(Data items)
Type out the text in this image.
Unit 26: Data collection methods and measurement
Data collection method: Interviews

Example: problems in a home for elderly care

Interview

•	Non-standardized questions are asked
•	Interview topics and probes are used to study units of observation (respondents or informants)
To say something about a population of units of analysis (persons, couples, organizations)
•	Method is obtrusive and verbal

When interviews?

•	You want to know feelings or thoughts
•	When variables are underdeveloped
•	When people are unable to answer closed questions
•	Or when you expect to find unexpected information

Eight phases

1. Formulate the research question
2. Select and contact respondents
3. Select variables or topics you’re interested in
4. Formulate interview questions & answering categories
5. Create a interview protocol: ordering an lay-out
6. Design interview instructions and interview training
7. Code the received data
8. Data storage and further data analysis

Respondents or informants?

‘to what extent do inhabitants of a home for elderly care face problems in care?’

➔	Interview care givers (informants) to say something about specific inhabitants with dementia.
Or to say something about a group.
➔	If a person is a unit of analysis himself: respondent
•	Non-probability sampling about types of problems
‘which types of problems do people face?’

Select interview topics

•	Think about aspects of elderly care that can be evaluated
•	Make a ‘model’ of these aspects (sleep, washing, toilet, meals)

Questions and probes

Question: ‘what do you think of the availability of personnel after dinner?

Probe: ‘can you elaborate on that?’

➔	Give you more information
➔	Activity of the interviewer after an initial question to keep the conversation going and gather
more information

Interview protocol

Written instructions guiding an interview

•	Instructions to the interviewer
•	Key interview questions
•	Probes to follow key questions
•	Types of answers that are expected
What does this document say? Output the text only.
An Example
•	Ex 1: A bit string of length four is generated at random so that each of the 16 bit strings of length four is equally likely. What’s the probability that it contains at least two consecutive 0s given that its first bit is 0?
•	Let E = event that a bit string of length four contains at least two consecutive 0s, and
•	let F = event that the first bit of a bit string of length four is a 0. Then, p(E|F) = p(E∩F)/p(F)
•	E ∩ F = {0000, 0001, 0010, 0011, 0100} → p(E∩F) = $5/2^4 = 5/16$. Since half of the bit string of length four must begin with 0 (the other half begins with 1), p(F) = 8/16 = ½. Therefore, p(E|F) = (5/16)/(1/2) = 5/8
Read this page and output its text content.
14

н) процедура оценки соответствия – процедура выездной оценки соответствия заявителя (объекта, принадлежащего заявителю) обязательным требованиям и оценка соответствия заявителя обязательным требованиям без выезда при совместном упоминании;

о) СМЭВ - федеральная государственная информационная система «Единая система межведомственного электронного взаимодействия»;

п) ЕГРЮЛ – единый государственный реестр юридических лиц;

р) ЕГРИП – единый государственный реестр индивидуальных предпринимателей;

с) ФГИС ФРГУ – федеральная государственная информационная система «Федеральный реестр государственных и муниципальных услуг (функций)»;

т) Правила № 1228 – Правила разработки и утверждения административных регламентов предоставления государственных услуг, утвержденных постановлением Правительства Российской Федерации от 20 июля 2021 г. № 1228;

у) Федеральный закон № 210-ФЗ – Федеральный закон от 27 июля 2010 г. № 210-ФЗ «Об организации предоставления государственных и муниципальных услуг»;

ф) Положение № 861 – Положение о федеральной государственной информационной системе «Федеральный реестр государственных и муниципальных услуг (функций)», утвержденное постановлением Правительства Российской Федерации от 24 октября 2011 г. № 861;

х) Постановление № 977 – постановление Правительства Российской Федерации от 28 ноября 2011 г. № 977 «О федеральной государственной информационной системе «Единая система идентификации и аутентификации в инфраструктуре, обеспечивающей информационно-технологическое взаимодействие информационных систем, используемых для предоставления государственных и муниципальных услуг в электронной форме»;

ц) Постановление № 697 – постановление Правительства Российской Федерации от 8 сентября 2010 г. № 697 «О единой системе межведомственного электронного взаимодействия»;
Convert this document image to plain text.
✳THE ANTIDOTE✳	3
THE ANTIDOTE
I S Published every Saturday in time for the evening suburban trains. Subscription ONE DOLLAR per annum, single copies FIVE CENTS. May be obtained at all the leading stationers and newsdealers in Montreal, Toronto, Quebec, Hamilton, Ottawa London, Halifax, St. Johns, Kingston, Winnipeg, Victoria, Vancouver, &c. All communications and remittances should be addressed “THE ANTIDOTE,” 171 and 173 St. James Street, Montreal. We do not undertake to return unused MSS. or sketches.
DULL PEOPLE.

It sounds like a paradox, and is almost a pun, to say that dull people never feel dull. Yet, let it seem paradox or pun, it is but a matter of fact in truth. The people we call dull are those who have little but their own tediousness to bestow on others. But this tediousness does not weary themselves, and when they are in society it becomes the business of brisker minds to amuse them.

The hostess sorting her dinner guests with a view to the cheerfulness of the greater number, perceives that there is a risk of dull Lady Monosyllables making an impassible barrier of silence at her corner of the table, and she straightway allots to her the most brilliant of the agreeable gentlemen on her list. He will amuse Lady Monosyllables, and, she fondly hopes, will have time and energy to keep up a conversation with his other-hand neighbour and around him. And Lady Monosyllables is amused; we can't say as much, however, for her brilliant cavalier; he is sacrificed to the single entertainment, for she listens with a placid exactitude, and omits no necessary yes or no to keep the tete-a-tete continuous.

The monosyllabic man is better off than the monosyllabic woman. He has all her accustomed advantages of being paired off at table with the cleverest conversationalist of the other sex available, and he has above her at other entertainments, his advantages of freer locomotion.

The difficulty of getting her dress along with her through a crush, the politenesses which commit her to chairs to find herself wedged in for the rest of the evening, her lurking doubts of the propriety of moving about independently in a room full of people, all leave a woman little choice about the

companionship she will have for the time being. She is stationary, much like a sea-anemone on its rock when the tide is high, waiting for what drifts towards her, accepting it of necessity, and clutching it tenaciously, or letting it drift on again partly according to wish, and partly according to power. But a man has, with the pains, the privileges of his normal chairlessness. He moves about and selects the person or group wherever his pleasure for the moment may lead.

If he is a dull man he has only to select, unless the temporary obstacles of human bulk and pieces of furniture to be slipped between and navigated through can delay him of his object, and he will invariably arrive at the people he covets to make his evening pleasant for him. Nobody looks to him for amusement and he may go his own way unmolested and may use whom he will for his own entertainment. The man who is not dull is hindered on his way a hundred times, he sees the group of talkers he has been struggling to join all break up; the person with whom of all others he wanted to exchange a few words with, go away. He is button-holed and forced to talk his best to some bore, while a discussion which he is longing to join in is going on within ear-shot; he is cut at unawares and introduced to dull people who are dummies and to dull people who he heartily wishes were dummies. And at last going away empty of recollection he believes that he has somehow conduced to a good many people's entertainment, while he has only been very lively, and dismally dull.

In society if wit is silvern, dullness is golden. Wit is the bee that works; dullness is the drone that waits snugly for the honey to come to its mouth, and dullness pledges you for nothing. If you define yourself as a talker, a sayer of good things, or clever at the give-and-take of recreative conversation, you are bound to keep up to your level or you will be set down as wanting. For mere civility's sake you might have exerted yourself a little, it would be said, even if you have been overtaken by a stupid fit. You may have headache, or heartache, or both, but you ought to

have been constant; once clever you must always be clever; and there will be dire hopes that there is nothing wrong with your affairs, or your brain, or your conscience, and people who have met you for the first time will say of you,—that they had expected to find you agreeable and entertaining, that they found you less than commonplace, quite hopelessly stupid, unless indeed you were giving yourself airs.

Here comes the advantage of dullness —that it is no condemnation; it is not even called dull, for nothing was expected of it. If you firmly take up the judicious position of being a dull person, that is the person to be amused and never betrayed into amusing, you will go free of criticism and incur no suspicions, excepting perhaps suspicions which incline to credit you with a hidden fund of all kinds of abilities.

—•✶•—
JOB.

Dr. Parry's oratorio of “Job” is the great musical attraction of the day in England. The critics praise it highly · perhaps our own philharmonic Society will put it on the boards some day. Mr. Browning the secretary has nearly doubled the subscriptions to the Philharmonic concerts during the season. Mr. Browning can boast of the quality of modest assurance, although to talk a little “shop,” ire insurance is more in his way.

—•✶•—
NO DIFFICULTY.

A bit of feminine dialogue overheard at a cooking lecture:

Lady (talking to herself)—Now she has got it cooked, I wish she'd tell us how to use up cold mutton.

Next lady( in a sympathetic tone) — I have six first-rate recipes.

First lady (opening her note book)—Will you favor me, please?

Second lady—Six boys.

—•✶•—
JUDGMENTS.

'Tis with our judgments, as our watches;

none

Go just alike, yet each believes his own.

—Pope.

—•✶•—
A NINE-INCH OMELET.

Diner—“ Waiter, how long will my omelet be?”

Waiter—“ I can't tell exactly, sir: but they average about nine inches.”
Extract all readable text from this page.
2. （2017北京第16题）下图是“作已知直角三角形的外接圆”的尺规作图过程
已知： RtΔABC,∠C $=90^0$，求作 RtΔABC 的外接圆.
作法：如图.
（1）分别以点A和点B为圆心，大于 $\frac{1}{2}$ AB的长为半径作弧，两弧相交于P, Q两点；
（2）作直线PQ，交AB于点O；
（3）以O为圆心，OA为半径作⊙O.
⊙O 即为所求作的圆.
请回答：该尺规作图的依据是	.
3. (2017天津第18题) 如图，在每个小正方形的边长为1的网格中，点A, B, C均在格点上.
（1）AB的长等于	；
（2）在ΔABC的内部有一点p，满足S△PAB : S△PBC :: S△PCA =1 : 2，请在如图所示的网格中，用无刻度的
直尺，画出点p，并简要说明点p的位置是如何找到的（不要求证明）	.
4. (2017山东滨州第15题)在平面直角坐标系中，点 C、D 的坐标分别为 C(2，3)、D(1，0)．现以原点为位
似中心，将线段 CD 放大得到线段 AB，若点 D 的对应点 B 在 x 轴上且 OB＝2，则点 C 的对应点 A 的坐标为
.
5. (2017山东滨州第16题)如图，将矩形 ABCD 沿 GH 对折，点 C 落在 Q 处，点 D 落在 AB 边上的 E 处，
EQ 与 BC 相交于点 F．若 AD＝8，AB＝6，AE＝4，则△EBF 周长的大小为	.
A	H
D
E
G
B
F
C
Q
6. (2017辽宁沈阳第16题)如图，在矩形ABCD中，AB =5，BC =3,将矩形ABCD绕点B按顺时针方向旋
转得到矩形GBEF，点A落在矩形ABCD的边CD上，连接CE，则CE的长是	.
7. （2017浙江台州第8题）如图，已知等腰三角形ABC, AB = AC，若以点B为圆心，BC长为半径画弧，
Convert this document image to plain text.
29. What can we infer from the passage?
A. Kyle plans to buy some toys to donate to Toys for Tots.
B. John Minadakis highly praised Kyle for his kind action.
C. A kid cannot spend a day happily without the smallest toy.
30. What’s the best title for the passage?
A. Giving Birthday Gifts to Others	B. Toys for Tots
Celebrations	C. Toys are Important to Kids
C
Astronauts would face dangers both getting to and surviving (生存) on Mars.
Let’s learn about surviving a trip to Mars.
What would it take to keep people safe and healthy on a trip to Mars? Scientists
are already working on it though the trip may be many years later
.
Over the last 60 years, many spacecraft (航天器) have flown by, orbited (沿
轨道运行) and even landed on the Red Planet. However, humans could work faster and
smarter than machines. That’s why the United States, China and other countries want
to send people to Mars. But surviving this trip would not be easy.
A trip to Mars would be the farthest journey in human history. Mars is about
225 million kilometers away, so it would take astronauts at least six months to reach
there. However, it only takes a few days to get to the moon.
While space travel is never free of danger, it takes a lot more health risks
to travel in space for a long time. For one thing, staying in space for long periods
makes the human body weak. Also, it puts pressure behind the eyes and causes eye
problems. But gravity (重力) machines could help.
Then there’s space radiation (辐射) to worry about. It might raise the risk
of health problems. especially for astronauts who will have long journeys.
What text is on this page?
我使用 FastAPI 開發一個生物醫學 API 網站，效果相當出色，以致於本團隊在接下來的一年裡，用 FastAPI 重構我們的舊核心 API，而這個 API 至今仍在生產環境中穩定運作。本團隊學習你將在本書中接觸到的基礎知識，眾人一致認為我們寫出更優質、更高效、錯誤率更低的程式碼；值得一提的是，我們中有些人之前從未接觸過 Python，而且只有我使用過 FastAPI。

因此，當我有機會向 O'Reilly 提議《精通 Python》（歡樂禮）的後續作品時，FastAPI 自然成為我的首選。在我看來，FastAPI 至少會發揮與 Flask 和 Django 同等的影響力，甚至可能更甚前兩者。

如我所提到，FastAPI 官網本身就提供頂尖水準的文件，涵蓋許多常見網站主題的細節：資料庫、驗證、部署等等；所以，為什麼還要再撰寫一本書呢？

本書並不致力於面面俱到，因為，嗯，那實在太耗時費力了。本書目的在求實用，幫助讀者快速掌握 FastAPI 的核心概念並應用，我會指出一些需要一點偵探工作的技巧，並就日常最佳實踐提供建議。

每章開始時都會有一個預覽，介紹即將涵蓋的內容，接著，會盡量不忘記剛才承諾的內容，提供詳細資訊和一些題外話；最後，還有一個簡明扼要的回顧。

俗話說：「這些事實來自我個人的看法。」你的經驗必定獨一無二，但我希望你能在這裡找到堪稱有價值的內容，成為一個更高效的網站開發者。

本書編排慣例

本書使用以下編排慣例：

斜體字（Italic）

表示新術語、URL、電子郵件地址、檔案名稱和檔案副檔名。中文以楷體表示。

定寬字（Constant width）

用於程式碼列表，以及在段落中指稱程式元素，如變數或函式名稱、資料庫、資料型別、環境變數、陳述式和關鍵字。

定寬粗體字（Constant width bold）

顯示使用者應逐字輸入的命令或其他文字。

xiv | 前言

§ Goal:
Find the string "Федерации" in the entries above and return each line that holds it.

§ Answer to the problem:
т) Правила № 1228 – Правила разработки и утверждения административных регламентов предоставления государственных услуг, утвержденных постановлением Правительства Российской Федерации от 20 июля 2021 г. № 1228;
ф) Положение № 861 – Положение о федеральной государственной информационной системе «Федеральный реестр государственных и муниципальных услуг (функций)», утвержденное постановлением Правительства Российской Федерации от 24 октября 2011 г. № 861;
х) Постановление № 977 – постановление Правительства Российской Федерации от 28 ноября 2011 г. № 977 «О федеральной государственной информационной системе «Единая система идентификации и аутентификации в инфраструктуре, обеспечивающей информационно-технологическое взаимодействие информационных систем, используемых для предоставления государственных и муниципальных услуг в электронной форме»;
ц) Постановление № 697 – постановление Правительства Российской Федерации от 8 сентября 2010 г. № 697 «О единой системе межведомственного электронного взаимодействия»;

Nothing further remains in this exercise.